--- Start of EXTRACTED INFORMATION ---

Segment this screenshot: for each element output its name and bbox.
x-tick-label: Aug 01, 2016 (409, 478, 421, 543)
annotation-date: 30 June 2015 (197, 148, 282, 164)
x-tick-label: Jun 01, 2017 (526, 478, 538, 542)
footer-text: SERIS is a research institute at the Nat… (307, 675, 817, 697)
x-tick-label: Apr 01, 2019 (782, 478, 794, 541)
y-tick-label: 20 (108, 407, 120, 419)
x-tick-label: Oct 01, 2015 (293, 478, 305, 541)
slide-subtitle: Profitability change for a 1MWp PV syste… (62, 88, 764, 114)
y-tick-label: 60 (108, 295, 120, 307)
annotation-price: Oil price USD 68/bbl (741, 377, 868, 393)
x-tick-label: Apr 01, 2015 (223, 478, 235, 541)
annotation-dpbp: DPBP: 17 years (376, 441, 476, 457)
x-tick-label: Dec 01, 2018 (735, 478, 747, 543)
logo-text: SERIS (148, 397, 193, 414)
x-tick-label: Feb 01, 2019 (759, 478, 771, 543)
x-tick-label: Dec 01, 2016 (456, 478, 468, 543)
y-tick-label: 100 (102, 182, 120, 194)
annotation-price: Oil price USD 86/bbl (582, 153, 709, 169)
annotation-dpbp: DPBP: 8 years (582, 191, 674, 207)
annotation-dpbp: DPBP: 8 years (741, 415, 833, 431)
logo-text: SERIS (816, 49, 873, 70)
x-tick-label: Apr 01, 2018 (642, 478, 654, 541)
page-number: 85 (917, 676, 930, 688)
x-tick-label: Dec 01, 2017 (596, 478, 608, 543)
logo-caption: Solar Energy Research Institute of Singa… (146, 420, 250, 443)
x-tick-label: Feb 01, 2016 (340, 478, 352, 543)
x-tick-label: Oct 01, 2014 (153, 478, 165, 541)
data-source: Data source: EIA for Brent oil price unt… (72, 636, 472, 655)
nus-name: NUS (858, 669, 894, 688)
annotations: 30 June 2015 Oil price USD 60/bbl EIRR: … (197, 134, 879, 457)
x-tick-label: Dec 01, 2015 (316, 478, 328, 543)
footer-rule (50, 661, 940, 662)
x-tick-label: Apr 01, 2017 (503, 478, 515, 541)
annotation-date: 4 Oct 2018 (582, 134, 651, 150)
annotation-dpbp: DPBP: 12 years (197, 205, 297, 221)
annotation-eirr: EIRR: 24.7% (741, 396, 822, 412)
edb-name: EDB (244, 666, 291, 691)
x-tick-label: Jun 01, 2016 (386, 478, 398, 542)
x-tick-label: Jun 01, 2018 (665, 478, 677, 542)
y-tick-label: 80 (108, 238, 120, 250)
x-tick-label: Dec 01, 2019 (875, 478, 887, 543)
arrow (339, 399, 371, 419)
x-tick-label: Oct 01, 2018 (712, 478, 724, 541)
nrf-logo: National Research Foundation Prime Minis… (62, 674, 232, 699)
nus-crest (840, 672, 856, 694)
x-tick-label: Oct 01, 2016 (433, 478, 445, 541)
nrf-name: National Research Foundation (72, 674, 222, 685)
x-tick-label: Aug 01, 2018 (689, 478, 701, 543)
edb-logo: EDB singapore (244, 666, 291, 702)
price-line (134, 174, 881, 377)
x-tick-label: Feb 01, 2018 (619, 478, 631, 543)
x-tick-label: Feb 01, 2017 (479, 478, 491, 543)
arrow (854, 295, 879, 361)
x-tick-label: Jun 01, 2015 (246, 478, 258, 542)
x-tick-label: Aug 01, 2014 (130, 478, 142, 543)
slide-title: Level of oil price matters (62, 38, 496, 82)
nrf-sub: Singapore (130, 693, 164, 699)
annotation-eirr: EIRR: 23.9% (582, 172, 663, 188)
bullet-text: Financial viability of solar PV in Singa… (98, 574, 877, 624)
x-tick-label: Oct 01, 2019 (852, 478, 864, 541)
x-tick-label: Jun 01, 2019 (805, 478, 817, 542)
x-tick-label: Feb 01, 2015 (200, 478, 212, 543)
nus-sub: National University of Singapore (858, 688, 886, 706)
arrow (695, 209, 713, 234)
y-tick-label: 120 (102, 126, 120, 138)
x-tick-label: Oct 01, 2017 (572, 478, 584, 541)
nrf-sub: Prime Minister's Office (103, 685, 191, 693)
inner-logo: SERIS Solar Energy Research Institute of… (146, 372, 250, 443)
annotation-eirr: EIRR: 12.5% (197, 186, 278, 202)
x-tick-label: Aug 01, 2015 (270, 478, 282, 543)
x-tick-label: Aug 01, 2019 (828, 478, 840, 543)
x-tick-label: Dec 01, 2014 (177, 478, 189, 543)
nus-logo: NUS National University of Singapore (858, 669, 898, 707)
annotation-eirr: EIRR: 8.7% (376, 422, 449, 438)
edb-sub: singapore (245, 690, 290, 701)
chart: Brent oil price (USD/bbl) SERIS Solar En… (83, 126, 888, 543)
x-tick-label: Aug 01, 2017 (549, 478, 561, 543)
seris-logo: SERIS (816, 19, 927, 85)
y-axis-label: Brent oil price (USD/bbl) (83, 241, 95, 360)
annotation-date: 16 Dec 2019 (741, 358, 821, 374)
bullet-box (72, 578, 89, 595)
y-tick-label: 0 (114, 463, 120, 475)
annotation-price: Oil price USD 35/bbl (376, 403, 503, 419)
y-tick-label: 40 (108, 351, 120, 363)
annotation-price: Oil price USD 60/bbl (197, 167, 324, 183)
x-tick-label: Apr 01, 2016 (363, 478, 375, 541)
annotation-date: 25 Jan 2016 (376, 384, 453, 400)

--- End of EXTRACTED INFORMATION ---

* **WRITTEN REQUEST**:
Copy all of the material above line for line, without changing anything.

* **ANSWER TO THE TASK**:
Segment this screenshot: for each element output its name and bbox.
x-tick-label: Aug 01, 2016 (409, 478, 421, 543)
annotation-date: 30 June 2015 (197, 148, 282, 164)
x-tick-label: Jun 01, 2017 (526, 478, 538, 542)
footer-text: SERIS is a research institute at the Nat… (307, 675, 817, 697)
x-tick-label: Apr 01, 2019 (782, 478, 794, 541)
y-tick-label: 20 (108, 407, 120, 419)
x-tick-label: Oct 01, 2015 (293, 478, 305, 541)
slide-subtitle: Profitability change for a 1MWp PV syste… (62, 88, 764, 114)
y-tick-label: 60 (108, 295, 120, 307)
annotation-price: Oil price USD 68/bbl (741, 377, 868, 393)
x-tick-label: Apr 01, 2015 (223, 478, 235, 541)
annotation-dpbp: DPBP: 17 years (376, 441, 476, 457)
x-tick-label: Dec 01, 2018 (735, 478, 747, 543)
logo-text: SERIS (148, 397, 193, 414)
x-tick-label: Feb 01, 2019 (759, 478, 771, 543)
x-tick-label: Dec 01, 2016 (456, 478, 468, 543)
y-tick-label: 100 (102, 182, 120, 194)
annotation-price: Oil price USD 86/bbl (582, 153, 709, 169)
annotation-dpbp: DPBP: 8 years (582, 191, 674, 207)
annotation-dpbp: DPBP: 8 years (741, 415, 833, 431)
logo-text: SERIS (816, 49, 873, 70)
x-tick-label: Apr 01, 2018 (642, 478, 654, 541)
page-number: 85 (917, 676, 930, 688)
x-tick-label: Dec 01, 2017 (596, 478, 608, 543)
logo-caption: Solar Energy Research Institute of Singa… (146, 420, 250, 443)
x-tick-label: Feb 01, 2016 (340, 478, 352, 543)
x-tick-label: Oct 01, 2014 (153, 478, 165, 541)
data-source: Data source: EIA for Brent oil price unt… (72, 636, 472, 655)
nus-name: NUS (858, 669, 894, 688)
annotations: 30 June 2015 Oil price USD 60/bbl EIRR: … (197, 134, 879, 457)
x-tick-label: Dec 01, 2015 (316, 478, 328, 543)
footer-rule (50, 661, 940, 662)
x-tick-label: Apr 01, 2017 (503, 478, 515, 541)
annotation-date: 4 Oct 2018 (582, 134, 651, 150)
annotation-dpbp: DPBP: 12 years (197, 205, 297, 221)
annotation-eirr: EIRR: 24.7% (741, 396, 822, 412)
edb-name: EDB (244, 666, 291, 691)
x-tick-label: Jun 01, 2016 (386, 478, 398, 542)
x-tick-label: Jun 01, 2018 (665, 478, 677, 542)
y-tick-label: 80 (108, 238, 120, 250)
x-tick-label: Dec 01, 2019 (875, 478, 887, 543)
arrow (339, 399, 371, 419)
x-tick-label: Oct 01, 2018 (712, 478, 724, 541)
nrf-logo: National Research Foundation Prime Minis… (62, 674, 232, 699)
nus-crest (840, 672, 856, 694)
x-tick-label: Oct 01, 2016 (433, 478, 445, 541)
nrf-name: National Research Foundation (72, 674, 222, 685)
x-tick-label: Aug 01, 2018 (689, 478, 701, 543)
edb-logo: EDB singapore (244, 666, 291, 702)
price-line (134, 174, 881, 377)
x-tick-label: Feb 01, 2018 (619, 478, 631, 543)
x-tick-label: Feb 01, 2017 (479, 478, 491, 543)
arrow (854, 295, 879, 361)
x-tick-label: Jun 01, 2015 (246, 478, 258, 542)
x-tick-label: Aug 01, 2014 (130, 478, 142, 543)
slide-title: Level of oil price matters (62, 38, 496, 82)
nrf-sub: Singapore (130, 693, 164, 699)
annotation-eirr: EIRR: 23.9% (582, 172, 663, 188)
bullet-text: Financial viability of solar PV in Singa… (98, 574, 877, 624)
x-tick-label: Oct 01, 2019 (852, 478, 864, 541)
x-tick-label: Jun 01, 2019 (805, 478, 817, 542)
x-tick-label: Feb 01, 2015 (200, 478, 212, 543)
nus-sub: National University of Singapore (858, 688, 886, 706)
arrow (695, 209, 713, 234)
y-tick-label: 120 (102, 126, 120, 138)
x-tick-label: Oct 01, 2017 (572, 478, 584, 541)
nrf-sub: Prime Minister's Office (103, 685, 191, 693)
inner-logo: SERIS Solar Energy Research Institute of… (146, 372, 250, 443)
annotation-eirr: EIRR: 12.5% (197, 186, 278, 202)
x-tick-label: Aug 01, 2015 (270, 478, 282, 543)
x-tick-label: Aug 01, 2019 (828, 478, 840, 543)
x-tick-label: Dec 01, 2014 (177, 478, 189, 543)
nus-logo: NUS National University of Singapore (858, 669, 898, 707)
annotation-eirr: EIRR: 8.7% (376, 422, 449, 438)
edb-sub: singapore (245, 690, 290, 701)
chart: Brent oil price (USD/bbl) SERIS Solar En… (83, 126, 888, 543)
x-tick-label: Aug 01, 2017 (549, 478, 561, 543)
seris-logo: SERIS (816, 19, 927, 85)
y-axis-label: Brent oil price (USD/bbl) (83, 241, 95, 360)
annotation-date: 16 Dec 2019 (741, 358, 821, 374)
bullet-box (72, 578, 89, 595)
y-tick-label: 0 (114, 463, 120, 475)
annotation-price: Oil price USD 35/bbl (376, 403, 503, 419)
y-tick-label: 40 (108, 351, 120, 363)
annotation-price: Oil price USD 60/bbl (197, 167, 324, 183)
x-tick-label: Apr 01, 2016 (363, 478, 375, 541)
annotation-date: 25 Jan 2016 (376, 384, 453, 400)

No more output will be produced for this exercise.